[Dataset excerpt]
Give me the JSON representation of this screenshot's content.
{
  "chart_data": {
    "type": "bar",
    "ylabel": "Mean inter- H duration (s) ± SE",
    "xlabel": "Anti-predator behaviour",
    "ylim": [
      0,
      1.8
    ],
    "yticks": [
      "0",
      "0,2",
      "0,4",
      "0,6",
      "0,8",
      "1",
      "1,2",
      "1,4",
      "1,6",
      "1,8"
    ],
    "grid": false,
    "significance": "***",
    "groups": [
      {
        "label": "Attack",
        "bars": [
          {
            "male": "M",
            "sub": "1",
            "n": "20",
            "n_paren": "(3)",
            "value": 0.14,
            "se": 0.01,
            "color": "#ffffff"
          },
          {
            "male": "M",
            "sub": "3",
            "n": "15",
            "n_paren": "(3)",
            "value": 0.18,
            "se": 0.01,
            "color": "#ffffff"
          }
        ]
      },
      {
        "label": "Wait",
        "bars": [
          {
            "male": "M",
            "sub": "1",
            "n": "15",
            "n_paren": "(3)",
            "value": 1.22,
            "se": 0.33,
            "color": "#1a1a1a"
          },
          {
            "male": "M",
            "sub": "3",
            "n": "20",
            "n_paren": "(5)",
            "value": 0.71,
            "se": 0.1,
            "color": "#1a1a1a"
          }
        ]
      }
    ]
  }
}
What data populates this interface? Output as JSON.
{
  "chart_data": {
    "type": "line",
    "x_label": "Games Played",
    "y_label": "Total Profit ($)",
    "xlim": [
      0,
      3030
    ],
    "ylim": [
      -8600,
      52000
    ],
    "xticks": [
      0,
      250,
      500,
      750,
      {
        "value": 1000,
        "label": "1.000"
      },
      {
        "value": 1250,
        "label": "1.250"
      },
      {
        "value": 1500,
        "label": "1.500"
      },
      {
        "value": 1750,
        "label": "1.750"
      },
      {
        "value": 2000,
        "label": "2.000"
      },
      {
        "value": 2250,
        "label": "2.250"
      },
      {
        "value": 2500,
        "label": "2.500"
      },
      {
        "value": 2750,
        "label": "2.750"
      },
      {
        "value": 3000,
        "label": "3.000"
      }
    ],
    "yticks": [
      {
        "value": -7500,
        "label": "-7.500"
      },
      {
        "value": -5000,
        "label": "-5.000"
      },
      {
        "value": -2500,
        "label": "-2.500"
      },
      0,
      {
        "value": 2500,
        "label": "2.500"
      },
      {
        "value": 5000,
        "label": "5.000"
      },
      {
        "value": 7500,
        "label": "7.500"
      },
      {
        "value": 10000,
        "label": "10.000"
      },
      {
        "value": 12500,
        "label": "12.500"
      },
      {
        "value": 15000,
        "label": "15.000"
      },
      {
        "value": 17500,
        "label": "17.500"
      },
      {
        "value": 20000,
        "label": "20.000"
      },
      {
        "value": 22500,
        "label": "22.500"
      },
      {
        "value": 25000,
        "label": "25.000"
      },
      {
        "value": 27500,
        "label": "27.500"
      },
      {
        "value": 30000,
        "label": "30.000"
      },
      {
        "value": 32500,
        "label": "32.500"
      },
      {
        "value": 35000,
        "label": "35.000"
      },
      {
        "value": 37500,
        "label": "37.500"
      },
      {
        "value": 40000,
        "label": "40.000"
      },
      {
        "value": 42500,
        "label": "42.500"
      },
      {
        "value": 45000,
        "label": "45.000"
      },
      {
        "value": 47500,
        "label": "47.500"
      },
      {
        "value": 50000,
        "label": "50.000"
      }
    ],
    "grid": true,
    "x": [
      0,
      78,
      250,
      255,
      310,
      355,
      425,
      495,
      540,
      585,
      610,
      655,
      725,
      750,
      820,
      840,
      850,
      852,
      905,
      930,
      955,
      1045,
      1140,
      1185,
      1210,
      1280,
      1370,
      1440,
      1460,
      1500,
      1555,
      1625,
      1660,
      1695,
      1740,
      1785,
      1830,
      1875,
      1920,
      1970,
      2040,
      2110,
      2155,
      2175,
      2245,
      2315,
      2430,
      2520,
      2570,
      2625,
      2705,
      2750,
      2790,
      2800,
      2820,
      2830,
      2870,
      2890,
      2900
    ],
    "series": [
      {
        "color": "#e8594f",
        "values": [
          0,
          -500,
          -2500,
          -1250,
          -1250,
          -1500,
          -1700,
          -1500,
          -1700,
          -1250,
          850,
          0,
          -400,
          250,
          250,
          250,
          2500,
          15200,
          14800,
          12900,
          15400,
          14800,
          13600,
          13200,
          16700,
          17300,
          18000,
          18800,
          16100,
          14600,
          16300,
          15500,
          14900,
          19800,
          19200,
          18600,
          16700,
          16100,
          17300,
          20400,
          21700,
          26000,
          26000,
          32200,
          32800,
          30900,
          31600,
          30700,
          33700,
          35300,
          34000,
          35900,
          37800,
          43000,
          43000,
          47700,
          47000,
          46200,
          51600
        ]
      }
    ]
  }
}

What is required:
Reproduce the material above exactly; please quote every line of it.

Reply to the exercise:
Give me the JSON representation of this screenshot's content.
{
  "chart_data": {
    "type": "bar",
    "ylabel": "Mean inter- H duration (s) ± SE",
    "xlabel": "Anti-predator behaviour",
    "ylim": [
      0,
      1.8
    ],
    "yticks": [
      "0",
      "0,2",
      "0,4",
      "0,6",
      "0,8",
      "1",
      "1,2",
      "1,4",
      "1,6",
      "1,8"
    ],
    "grid": false,
    "significance": "***",
    "groups": [
      {
        "label": "Attack",
        "bars": [
          {
            "male": "M",
            "sub": "1",
            "n": "20",
            "n_paren": "(3)",
            "value": 0.14,
            "se": 0.01,
            "color": "#ffffff"
          },
          {
            "male": "M",
            "sub": "3",
            "n": "15",
            "n_paren": "(3)",
            "value": 0.18,
            "se": 0.01,
            "color": "#ffffff"
          }
        ]
      },
      {
        "label": "Wait",
        "bars": [
          {
            "male": "M",
            "sub": "1",
            "n": "15",
            "n_paren": "(3)",
            "value": 1.22,
            "se": 0.33,
            "color": "#1a1a1a"
          },
          {
            "male": "M",
            "sub": "3",
            "n": "20",
            "n_paren": "(5)",
            "value": 0.71,
            "se": 0.1,
            "color": "#1a1a1a"
          }
        ]
      }
    ]
  }
}
What data populates this interface? Output as JSON.
{
  "chart_data": {
    "type": "line",
    "x_label": "Games Played",
    "y_label": "Total Profit ($)",
    "xlim": [
      0,
      3030
    ],
    "ylim": [
      -8600,
      52000
    ],
    "xticks": [
      0,
      250,
      500,
      750,
      {
        "value": 1000,
        "label": "1.000"
      },
      {
        "value": 1250,
        "label": "1.250"
      },
      {
        "value": 1500,
        "label": "1.500"
      },
      {
        "value": 1750,
        "label": "1.750"
      },
      {
        "value": 2000,
        "label": "2.000"
      },
      {
        "value": 2250,
        "label": "2.250"
      },
      {
        "value": 2500,
        "label": "2.500"
      },
      {
        "value": 2750,
        "label": "2.750"
      },
      {
        "value": 3000,
        "label": "3.000"
      }
    ],
    "yticks": [
      {
        "value": -7500,
        "label": "-7.500"
      },
      {
        "value": -5000,
        "label": "-5.000"
      },
      {
        "value": -2500,
        "label": "-2.500"
      },
      0,
      {
        "value": 2500,
        "label": "2.500"
      },
      {
        "value": 5000,
        "label": "5.000"
      },
      {
        "value": 7500,
        "label": "7.500"
      },
      {
        "value": 10000,
        "label": "10.000"
      },
      {
        "value": 12500,
        "label": "12.500"
      },
      {
        "value": 15000,
        "label": "15.000"
      },
      {
        "value": 17500,
        "label": "17.500"
      },
      {
        "value": 20000,
        "label": "20.000"
      },
      {
        "value": 22500,
        "label": "22.500"
      },
      {
        "value": 25000,
        "label": "25.000"
      },
      {
        "value": 27500,
        "label": "27.500"
      },
      {
        "value": 30000,
        "label": "30.000"
      },
      {
        "value": 32500,
        "label": "32.500"
      },
      {
        "value": 35000,
        "label": "35.000"
      },
      {
        "value": 37500,
        "label": "37.500"
      },
      {
        "value": 40000,
        "label": "40.000"
      },
      {
        "value": 42500,
        "label": "42.500"
      },
      {
        "value": 45000,
        "label": "45.000"
      },
      {
        "value": 47500,
        "label": "47.500"
      },
      {
        "value": 50000,
        "label": "50.000"
      }
    ],
    "grid": true,
    "x": [
      0,
      78,
      250,
      255,
      310,
      355,
      425,
      495,
      540,
      585,
      610,
      655,
      725,
      750,
      820,
      840,
      850,
      852,
      905,
      930,
      955,
      1045,
      1140,
      1185,
      1210,
      1280,
      1370,
      1440,
      1460,
      1500,
      1555,
      1625,
      1660,
      1695,
      1740,
      1785,
      1830,
      1875,
      1920,
      1970,
      2040,
      2110,
      2155,
      2175,
      2245,
      2315,
      2430,
      2520,
      2570,
      2625,
      2705,
      2750,
      2790,
      2800,
      2820,
      2830,
      2870,
      2890,
      2900
    ],
    "series": [
      {
        "color": "#e8594f",
        "values": [
          0,
          -500,
          -2500,
          -1250,
          -1250,
          -1500,
          -1700,
          -1500,
          -1700,
          -1250,
          850,
          0,
          -400,
          250,
          250,
          250,
          2500,
          15200,
          14800,
          12900,
          15400,
          14800,
          13600,
          13200,
          16700,
          17300,
          18000,
          18800,
          16100,
          14600,
          16300,
          15500,
          14900,
          19800,
          19200,
          18600,
          16700,
          16100,
          17300,
          20400,
          21700,
          26000,
          26000,
          32200,
          32800,
          30900,
          31600,
          30700,
          33700,
          35300,
          34000,
          35900,
          37800,
          43000,
          43000,
          47700,
          47000,
          46200,
          51600
        ]
      }
    ]
  }
}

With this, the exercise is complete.